Collected data
═══
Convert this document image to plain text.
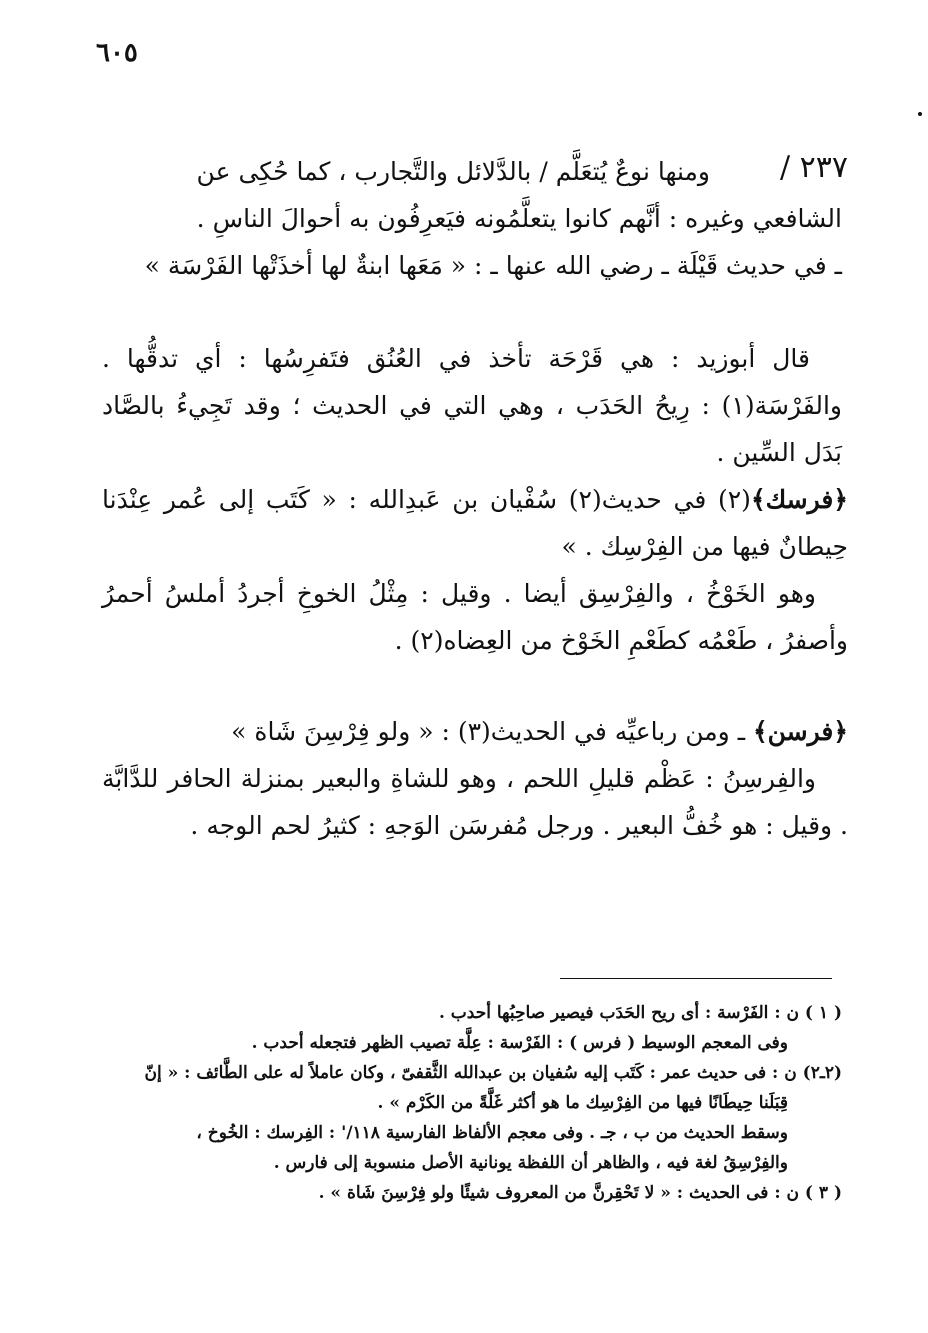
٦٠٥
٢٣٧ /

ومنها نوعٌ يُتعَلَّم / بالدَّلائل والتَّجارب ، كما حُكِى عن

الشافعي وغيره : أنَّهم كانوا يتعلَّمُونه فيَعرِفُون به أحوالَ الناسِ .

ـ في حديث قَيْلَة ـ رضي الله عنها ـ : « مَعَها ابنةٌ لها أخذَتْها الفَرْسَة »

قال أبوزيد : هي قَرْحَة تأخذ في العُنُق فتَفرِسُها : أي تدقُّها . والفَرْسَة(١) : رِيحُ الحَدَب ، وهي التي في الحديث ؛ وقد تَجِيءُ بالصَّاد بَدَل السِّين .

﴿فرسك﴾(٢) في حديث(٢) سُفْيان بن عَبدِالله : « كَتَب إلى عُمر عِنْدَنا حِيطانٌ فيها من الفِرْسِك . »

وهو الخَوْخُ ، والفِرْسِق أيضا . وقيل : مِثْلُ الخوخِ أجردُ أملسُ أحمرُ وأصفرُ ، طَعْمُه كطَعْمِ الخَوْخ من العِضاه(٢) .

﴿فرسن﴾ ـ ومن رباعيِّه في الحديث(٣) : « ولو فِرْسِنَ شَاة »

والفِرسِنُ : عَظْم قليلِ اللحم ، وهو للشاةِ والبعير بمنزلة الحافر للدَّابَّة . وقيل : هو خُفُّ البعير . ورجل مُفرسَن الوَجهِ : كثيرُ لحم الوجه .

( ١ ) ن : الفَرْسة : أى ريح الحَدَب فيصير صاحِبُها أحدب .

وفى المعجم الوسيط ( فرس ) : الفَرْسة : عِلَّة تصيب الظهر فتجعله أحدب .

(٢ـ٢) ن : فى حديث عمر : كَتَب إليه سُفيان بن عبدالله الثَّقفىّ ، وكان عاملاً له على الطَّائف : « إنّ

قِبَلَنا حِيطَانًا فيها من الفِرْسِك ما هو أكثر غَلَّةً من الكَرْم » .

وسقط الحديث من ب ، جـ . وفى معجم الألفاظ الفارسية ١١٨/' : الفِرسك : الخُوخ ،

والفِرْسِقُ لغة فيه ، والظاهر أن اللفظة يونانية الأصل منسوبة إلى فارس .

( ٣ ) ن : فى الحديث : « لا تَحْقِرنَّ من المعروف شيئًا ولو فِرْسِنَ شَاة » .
═══
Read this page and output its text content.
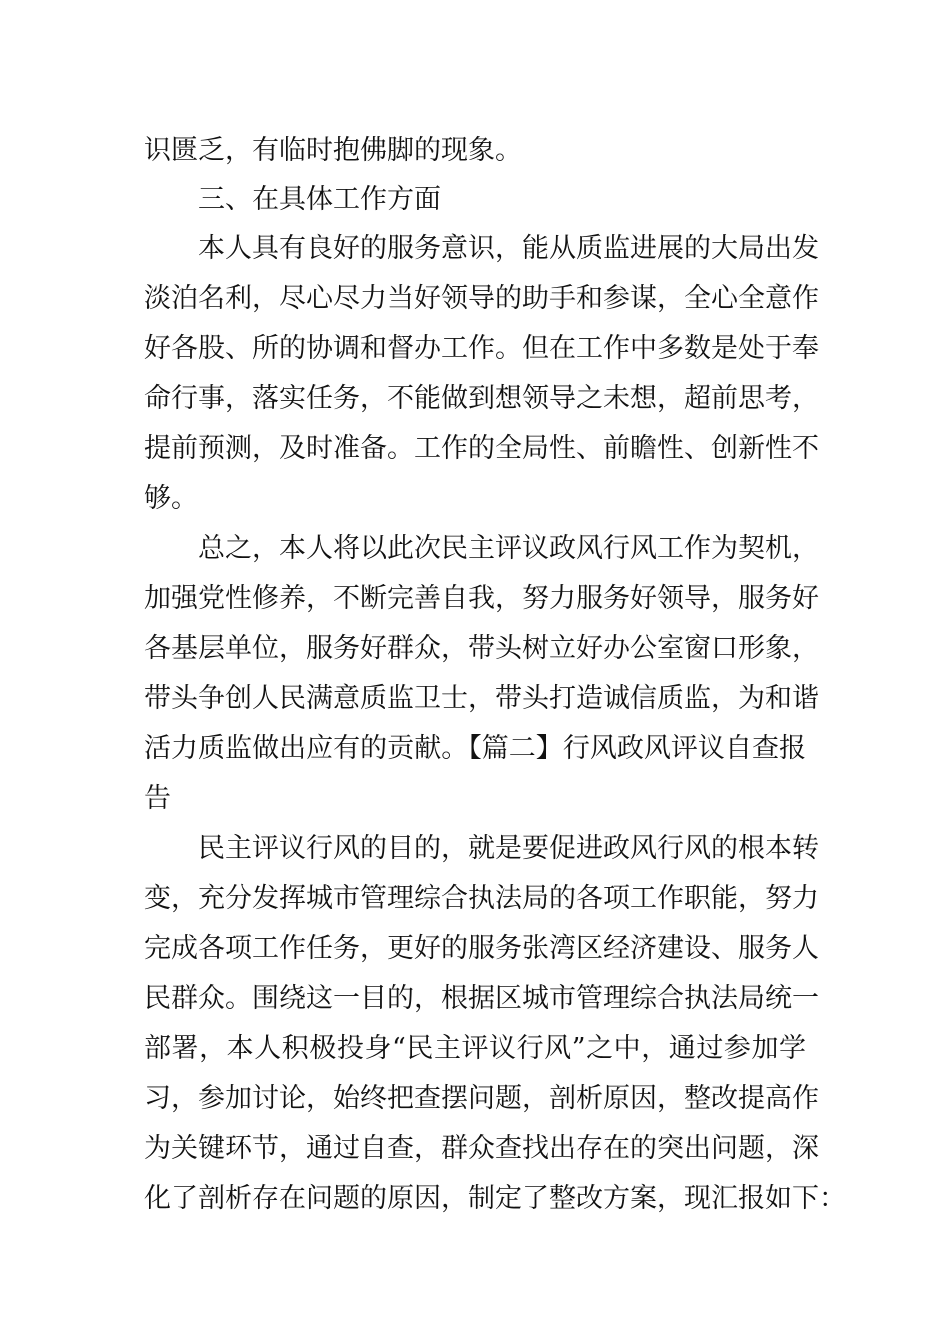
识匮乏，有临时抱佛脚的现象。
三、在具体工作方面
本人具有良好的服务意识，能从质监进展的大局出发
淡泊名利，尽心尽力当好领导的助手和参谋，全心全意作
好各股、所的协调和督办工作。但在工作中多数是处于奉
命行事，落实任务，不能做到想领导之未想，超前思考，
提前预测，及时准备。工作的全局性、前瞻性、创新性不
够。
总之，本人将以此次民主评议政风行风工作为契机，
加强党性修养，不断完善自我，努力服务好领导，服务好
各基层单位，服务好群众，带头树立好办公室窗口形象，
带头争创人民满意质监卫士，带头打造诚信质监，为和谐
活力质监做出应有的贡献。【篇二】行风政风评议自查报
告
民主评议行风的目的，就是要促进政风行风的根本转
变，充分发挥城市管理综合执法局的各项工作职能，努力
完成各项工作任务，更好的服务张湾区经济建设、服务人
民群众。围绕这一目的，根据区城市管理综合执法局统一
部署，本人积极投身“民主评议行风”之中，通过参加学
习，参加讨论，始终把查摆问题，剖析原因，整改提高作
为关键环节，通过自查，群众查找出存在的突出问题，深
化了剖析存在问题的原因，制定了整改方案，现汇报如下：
═══
- What to produce:
Pick out every line above that contains the word "وقيل" and copy it.

- Task answer:
وهو الخَوْخُ ، والفِرْسِق أيضا . وقيل : مِثْلُ الخوخِ أجردُ أملسُ أحمرُ وأصفرُ ، طَعْمُه كطَعْمِ الخَوْخ من العِضاه(٢) .
والفِرسِنُ : عَظْم قليلِ اللحم ، وهو للشاةِ والبعير بمنزلة الحافر للدَّابَّة . وقيل : هو خُفُّ البعير . ورجل مُفرسَن الوَجهِ : كثيرُ لحم الوجه .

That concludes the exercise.